* START Raw records *

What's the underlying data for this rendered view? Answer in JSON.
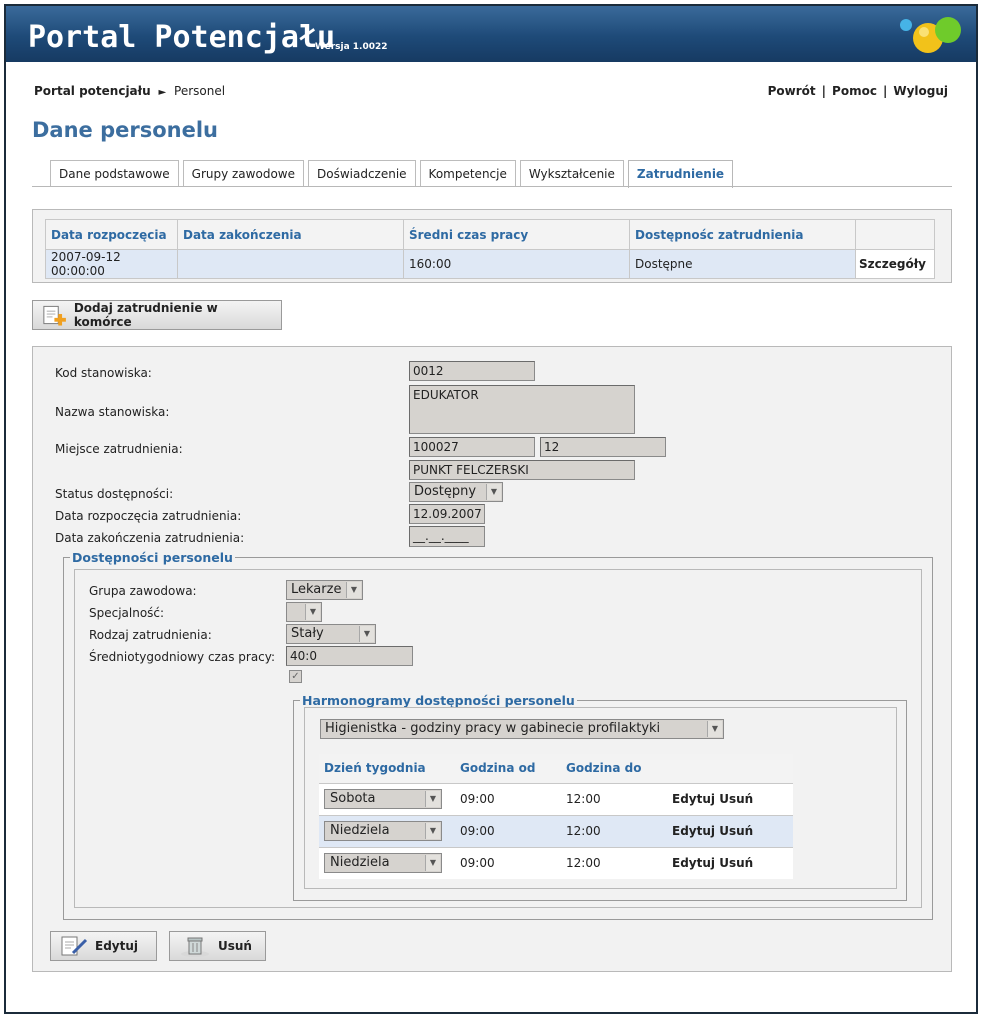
{
  "app": {
    "title": "Portal Potencjału",
    "version": "Wersja 1.0022"
  },
  "breadcrumb": {
    "root": "Portal potencjału",
    "separator": "►",
    "current": "Personel"
  },
  "topnav": {
    "back": "Powrót",
    "help": "Pomoc",
    "logout": "Wyloguj",
    "pipe": "|"
  },
  "page_title": "Dane personelu",
  "tabs": [
    {
      "label": "Dane podstawowe"
    },
    {
      "label": "Grupy zawodowe"
    },
    {
      "label": "Doświadczenie"
    },
    {
      "label": "Kompetencje"
    },
    {
      "label": "Wykształcenie"
    },
    {
      "label": "Zatrudnienie",
      "active": true
    }
  ],
  "employment_table": {
    "headers": [
      "Data rozpoczęcia",
      "Data zakończenia",
      "Średni czas pracy",
      "Dostępnośc zatrudnienia",
      ""
    ],
    "rows": [
      {
        "start": "2007-09-12 00:00:00",
        "end": "",
        "avg_time": "160:00",
        "availability": "Dostępne",
        "details": "Szczegóły"
      }
    ]
  },
  "add_button": {
    "label": "Dodaj zatrudnienie w komórce"
  },
  "form": {
    "code_label": "Kod stanowiska:",
    "code_value": "0012",
    "name_label": "Nazwa stanowiska:",
    "name_value": "EDUKATOR",
    "place_label": "Miejsce zatrudnienia:",
    "place_value1": "100027",
    "place_value2": "12",
    "place_value3": "PUNKT FELCZERSKI",
    "status_label": "Status dostępności:",
    "status_value": "Dostępny",
    "start_label": "Data rozpoczęcia zatrudnienia:",
    "start_value": "12.09.2007",
    "end_label": "Data zakończenia zatrudnienia:",
    "end_value": "__.__.____"
  },
  "availability": {
    "legend": "Dostępności personelu",
    "group_label": "Grupa zawodowa:",
    "group_value": "Lekarze",
    "spec_label": "Specjalność:",
    "spec_value": "",
    "type_label": "Rodzaj zatrudnienia:",
    "type_value": "Stały",
    "weekly_label": "Średniotygodniowy czas pracy:",
    "weekly_value": "40:0",
    "checkbox_mark": "✓"
  },
  "schedules": {
    "legend": "Harmonogramy dostępności personelu",
    "selected": "Higienistka - godziny pracy w gabinecie profilaktyki",
    "headers": [
      "Dzień tygodnia",
      "Godzina od",
      "Godzina do",
      ""
    ],
    "rows": [
      {
        "day": "Sobota",
        "from": "09:00",
        "to": "12:00",
        "edit": "Edytuj",
        "delete": "Usuń"
      },
      {
        "day": "Niedziela",
        "from": "09:00",
        "to": "12:00",
        "edit": "Edytuj",
        "delete": "Usuń"
      },
      {
        "day": "Niedziela",
        "from": "09:00",
        "to": "12:00",
        "edit": "Edytuj",
        "delete": "Usuń"
      }
    ]
  },
  "bottom_buttons": {
    "edit": "Edytuj",
    "delete": "Usuń"
  },
  "icons": {
    "add": "add-document-icon",
    "edit": "edit-pencil-icon",
    "delete": "trash-icon",
    "dropdown": "chevron-down-icon",
    "logo": "colored-balls-logo"
  }
}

* END Raw records *

_Given exercise_
Transcribe every entry word for word, but omit the pictures.

_Output for this exercise_
What's the underlying data for this rendered view? Answer in JSON.
{
  "app": {
    "title": "Portal Potencjału",
    "version": "Wersja 1.0022"
  },
  "breadcrumb": {
    "root": "Portal potencjału",
    "separator": "►",
    "current": "Personel"
  },
  "topnav": {
    "back": "Powrót",
    "help": "Pomoc",
    "logout": "Wyloguj",
    "pipe": "|"
  },
  "page_title": "Dane personelu",
  "tabs": [
    {
      "label": "Dane podstawowe"
    },
    {
      "label": "Grupy zawodowe"
    },
    {
      "label": "Doświadczenie"
    },
    {
      "label": "Kompetencje"
    },
    {
      "label": "Wykształcenie"
    },
    {
      "label": "Zatrudnienie",
      "active": true
    }
  ],
  "employment_table": {
    "headers": [
      "Data rozpoczęcia",
      "Data zakończenia",
      "Średni czas pracy",
      "Dostępnośc zatrudnienia",
      ""
    ],
    "rows": [
      {
        "start": "2007-09-12 00:00:00",
        "end": "",
        "avg_time": "160:00",
        "availability": "Dostępne",
        "details": "Szczegóły"
      }
    ]
  },
  "add_button": {
    "label": "Dodaj zatrudnienie w komórce"
  },
  "form": {
    "code_label": "Kod stanowiska:",
    "code_value": "0012",
    "name_label": "Nazwa stanowiska:",
    "name_value": "EDUKATOR",
    "place_label": "Miejsce zatrudnienia:",
    "place_value1": "100027",
    "place_value2": "12",
    "place_value3": "PUNKT FELCZERSKI",
    "status_label": "Status dostępności:",
    "status_value": "Dostępny",
    "start_label": "Data rozpoczęcia zatrudnienia:",
    "start_value": "12.09.2007",
    "end_label": "Data zakończenia zatrudnienia:",
    "end_value": "__.__.____"
  },
  "availability": {
    "legend": "Dostępności personelu",
    "group_label": "Grupa zawodowa:",
    "group_value": "Lekarze",
    "spec_label": "Specjalność:",
    "spec_value": "",
    "type_label": "Rodzaj zatrudnienia:",
    "type_value": "Stały",
    "weekly_label": "Średniotygodniowy czas pracy:",
    "weekly_value": "40:0",
    "checkbox_mark": "✓"
  },
  "schedules": {
    "legend": "Harmonogramy dostępności personelu",
    "selected": "Higienistka - godziny pracy w gabinecie profilaktyki",
    "headers": [
      "Dzień tygodnia",
      "Godzina od",
      "Godzina do",
      ""
    ],
    "rows": [
      {
        "day": "Sobota",
        "from": "09:00",
        "to": "12:00",
        "edit": "Edytuj",
        "delete": "Usuń"
      },
      {
        "day": "Niedziela",
        "from": "09:00",
        "to": "12:00",
        "edit": "Edytuj",
        "delete": "Usuń"
      },
      {
        "day": "Niedziela",
        "from": "09:00",
        "to": "12:00",
        "edit": "Edytuj",
        "delete": "Usuń"
      }
    ]
  },
  "bottom_buttons": {
    "edit": "Edytuj",
    "delete": "Usuń"
  },
  "icons": {
    "add": "add-document-icon",
    "edit": "edit-pencil-icon",
    "delete": "trash-icon",
    "dropdown": "chevron-down-icon",
    "logo": "colored-balls-logo"
  }
}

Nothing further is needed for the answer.